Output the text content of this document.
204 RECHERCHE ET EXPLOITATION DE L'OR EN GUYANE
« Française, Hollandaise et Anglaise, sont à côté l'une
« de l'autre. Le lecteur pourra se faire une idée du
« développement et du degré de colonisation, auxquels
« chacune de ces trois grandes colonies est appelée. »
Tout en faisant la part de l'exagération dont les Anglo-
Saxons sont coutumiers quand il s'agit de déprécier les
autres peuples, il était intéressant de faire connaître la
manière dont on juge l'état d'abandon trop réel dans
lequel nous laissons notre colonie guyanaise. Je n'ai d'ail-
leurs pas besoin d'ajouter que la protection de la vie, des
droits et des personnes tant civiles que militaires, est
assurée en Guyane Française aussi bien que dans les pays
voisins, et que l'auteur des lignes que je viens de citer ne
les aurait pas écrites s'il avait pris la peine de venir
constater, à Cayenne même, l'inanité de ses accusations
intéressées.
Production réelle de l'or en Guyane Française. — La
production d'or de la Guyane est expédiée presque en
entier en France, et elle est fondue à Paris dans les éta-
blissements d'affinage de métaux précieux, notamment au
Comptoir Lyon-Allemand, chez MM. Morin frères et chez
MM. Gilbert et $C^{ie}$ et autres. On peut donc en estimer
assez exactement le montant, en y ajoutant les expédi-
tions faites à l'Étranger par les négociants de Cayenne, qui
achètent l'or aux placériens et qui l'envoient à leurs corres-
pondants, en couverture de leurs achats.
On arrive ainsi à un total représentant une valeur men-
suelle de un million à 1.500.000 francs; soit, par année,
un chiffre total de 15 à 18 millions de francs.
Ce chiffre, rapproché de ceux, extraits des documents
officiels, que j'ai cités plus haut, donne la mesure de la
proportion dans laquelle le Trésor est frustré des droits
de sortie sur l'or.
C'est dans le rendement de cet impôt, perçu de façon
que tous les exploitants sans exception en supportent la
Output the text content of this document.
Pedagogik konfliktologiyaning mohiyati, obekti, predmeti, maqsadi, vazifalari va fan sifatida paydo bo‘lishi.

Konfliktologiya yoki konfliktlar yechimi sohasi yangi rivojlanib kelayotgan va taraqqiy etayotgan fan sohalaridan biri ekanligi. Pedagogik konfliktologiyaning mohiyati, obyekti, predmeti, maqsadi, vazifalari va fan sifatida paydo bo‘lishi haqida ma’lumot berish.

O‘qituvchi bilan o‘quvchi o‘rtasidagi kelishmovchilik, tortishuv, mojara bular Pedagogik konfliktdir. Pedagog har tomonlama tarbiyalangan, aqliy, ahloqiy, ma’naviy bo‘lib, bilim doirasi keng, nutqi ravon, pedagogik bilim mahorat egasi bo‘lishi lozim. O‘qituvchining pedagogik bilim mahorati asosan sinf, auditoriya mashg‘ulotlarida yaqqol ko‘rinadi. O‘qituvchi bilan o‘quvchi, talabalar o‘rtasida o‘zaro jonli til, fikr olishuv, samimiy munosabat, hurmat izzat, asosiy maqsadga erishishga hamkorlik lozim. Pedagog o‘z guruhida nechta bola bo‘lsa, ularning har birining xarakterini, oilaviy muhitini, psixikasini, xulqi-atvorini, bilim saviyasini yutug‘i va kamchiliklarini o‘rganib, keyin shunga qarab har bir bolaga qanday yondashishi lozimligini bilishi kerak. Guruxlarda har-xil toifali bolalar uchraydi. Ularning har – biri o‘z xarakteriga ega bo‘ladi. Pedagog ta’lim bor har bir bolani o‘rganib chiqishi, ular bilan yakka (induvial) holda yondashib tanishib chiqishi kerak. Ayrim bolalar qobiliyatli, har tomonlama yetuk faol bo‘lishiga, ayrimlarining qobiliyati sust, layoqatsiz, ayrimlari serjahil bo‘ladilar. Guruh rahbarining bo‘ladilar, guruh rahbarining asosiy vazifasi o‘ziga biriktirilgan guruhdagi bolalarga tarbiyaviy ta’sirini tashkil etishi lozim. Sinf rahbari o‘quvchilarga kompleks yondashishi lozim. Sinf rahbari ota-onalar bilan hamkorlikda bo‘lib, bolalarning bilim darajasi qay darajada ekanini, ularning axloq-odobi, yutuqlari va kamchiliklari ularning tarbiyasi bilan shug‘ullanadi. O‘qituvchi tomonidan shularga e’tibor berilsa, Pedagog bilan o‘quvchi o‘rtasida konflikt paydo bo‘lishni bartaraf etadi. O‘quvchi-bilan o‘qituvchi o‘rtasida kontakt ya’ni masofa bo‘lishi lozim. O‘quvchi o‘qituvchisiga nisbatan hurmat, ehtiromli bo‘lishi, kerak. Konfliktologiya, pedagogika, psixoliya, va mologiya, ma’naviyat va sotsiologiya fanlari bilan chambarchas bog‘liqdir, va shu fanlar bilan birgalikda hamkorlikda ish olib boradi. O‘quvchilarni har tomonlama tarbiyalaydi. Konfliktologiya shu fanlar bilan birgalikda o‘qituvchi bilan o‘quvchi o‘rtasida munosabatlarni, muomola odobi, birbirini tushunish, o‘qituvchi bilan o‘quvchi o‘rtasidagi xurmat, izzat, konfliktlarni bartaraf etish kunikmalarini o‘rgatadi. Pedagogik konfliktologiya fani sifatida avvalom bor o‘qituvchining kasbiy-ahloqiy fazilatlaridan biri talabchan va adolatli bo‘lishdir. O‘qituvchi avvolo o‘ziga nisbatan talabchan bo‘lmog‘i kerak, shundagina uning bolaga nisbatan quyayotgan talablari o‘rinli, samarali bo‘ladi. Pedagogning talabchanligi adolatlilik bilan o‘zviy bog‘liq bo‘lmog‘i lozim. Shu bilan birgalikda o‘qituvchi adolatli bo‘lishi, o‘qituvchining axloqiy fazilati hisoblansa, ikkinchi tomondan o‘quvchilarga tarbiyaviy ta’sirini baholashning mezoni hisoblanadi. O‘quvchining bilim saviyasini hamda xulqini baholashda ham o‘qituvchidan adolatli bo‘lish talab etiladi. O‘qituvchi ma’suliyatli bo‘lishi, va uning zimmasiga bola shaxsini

- - - -

# TASK DETAILS
Copy out all of the data exactly, leaving nothing out.

# CORRECT ANSWER
Output the text content of this document.
204 RECHERCHE ET EXPLOITATION DE L'OR EN GUYANE
« Française, Hollandaise et Anglaise, sont à côté l'une
« de l'autre. Le lecteur pourra se faire une idée du
« développement et du degré de colonisation, auxquels
« chacune de ces trois grandes colonies est appelée. »
Tout en faisant la part de l'exagération dont les Anglo-
Saxons sont coutumiers quand il s'agit de déprécier les
autres peuples, il était intéressant de faire connaître la
manière dont on juge l'état d'abandon trop réel dans
lequel nous laissons notre colonie guyanaise. Je n'ai d'ail-
leurs pas besoin d'ajouter que la protection de la vie, des
droits et des personnes tant civiles que militaires, est
assurée en Guyane Française aussi bien que dans les pays
voisins, et que l'auteur des lignes que je viens de citer ne
les aurait pas écrites s'il avait pris la peine de venir
constater, à Cayenne même, l'inanité de ses accusations
intéressées.
Production réelle de l'or en Guyane Française. — La
production d'or de la Guyane est expédiée presque en
entier en France, et elle est fondue à Paris dans les éta-
blissements d'affinage de métaux précieux, notamment au
Comptoir Lyon-Allemand, chez MM. Morin frères et chez
MM. Gilbert et $C^{ie}$ et autres. On peut donc en estimer
assez exactement le montant, en y ajoutant les expédi-
tions faites à l'Étranger par les négociants de Cayenne, qui
achètent l'or aux placériens et qui l'envoient à leurs corres-
pondants, en couverture de leurs achats.
On arrive ainsi à un total représentant une valeur men-
suelle de un million à 1.500.000 francs; soit, par année,
un chiffre total de 15 à 18 millions de francs.
Ce chiffre, rapproché de ceux, extraits des documents
officiels, que j'ai cités plus haut, donne la mesure de la
proportion dans laquelle le Trésor est frustré des droits
de sortie sur l'or.
C'est dans le rendement de cet impôt, perçu de façon
que tous les exploitants sans exception en supportent la
Output the text content of this document.
Pedagogik konfliktologiyaning mohiyati, obekti, predmeti, maqsadi, vazifalari va fan sifatida paydo bo‘lishi.

Konfliktologiya yoki konfliktlar yechimi sohasi yangi rivojlanib kelayotgan va taraqqiy etayotgan fan sohalaridan biri ekanligi. Pedagogik konfliktologiyaning mohiyati, obyekti, predmeti, maqsadi, vazifalari va fan sifatida paydo bo‘lishi haqida ma’lumot berish.

O‘qituvchi bilan o‘quvchi o‘rtasidagi kelishmovchilik, tortishuv, mojara bular Pedagogik konfliktdir. Pedagog har tomonlama tarbiyalangan, aqliy, ahloqiy, ma’naviy bo‘lib, bilim doirasi keng, nutqi ravon, pedagogik bilim mahorat egasi bo‘lishi lozim. O‘qituvchining pedagogik bilim mahorati asosan sinf, auditoriya mashg‘ulotlarida yaqqol ko‘rinadi. O‘qituvchi bilan o‘quvchi, talabalar o‘rtasida o‘zaro jonli til, fikr olishuv, samimiy munosabat, hurmat izzat, asosiy maqsadga erishishga hamkorlik lozim. Pedagog o‘z guruhida nechta bola bo‘lsa, ularning har birining xarakterini, oilaviy muhitini, psixikasini, xulqi-atvorini, bilim saviyasini yutug‘i va kamchiliklarini o‘rganib, keyin shunga qarab har bir bolaga qanday yondashishi lozimligini bilishi kerak. Guruxlarda har-xil toifali bolalar uchraydi. Ularning har – biri o‘z xarakteriga ega bo‘ladi. Pedagog ta’lim bor har bir bolani o‘rganib chiqishi, ular bilan yakka (induvial) holda yondashib tanishib chiqishi kerak. Ayrim bolalar qobiliyatli, har tomonlama yetuk faol bo‘lishiga, ayrimlarining qobiliyati sust, layoqatsiz, ayrimlari serjahil bo‘ladilar. Guruh rahbarining bo‘ladilar, guruh rahbarining asosiy vazifasi o‘ziga biriktirilgan guruhdagi bolalarga tarbiyaviy ta’sirini tashkil etishi lozim. Sinf rahbari o‘quvchilarga kompleks yondashishi lozim. Sinf rahbari ota-onalar bilan hamkorlikda bo‘lib, bolalarning bilim darajasi qay darajada ekanini, ularning axloq-odobi, yutuqlari va kamchiliklari ularning tarbiyasi bilan shug‘ullanadi. O‘qituvchi tomonidan shularga e’tibor berilsa, Pedagog bilan o‘quvchi o‘rtasida konflikt paydo bo‘lishni bartaraf etadi. O‘quvchi-bilan o‘qituvchi o‘rtasida kontakt ya’ni masofa bo‘lishi lozim. O‘quvchi o‘qituvchisiga nisbatan hurmat, ehtiromli bo‘lishi, kerak. Konfliktologiya, pedagogika, psixoliya, va mologiya, ma’naviyat va sotsiologiya fanlari bilan chambarchas bog‘liqdir, va shu fanlar bilan birgalikda hamkorlikda ish olib boradi. O‘quvchilarni har tomonlama tarbiyalaydi. Konfliktologiya shu fanlar bilan birgalikda o‘qituvchi bilan o‘quvchi o‘rtasida munosabatlarni, muomola odobi, birbirini tushunish, o‘qituvchi bilan o‘quvchi o‘rtasidagi xurmat, izzat, konfliktlarni bartaraf etish kunikmalarini o‘rgatadi. Pedagogik konfliktologiya fani sifatida avvalom bor o‘qituvchining kasbiy-ahloqiy fazilatlaridan biri talabchan va adolatli bo‘lishdir. O‘qituvchi avvolo o‘ziga nisbatan talabchan bo‘lmog‘i kerak, shundagina uning bolaga nisbatan quyayotgan talablari o‘rinli, samarali bo‘ladi. Pedagogning talabchanligi adolatlilik bilan o‘zviy bog‘liq bo‘lmog‘i lozim. Shu bilan birgalikda o‘qituvchi adolatli bo‘lishi, o‘qituvchining axloqiy fazilati hisoblansa, ikkinchi tomondan o‘quvchilarga tarbiyaviy ta’sirini baholashning mezoni hisoblanadi. O‘quvchining bilim saviyasini hamda xulqini baholashda ham o‘qituvchidan adolatli bo‘lish talab etiladi. O‘qituvchi ma’suliyatli bo‘lishi, va uning zimmasiga bola shaxsini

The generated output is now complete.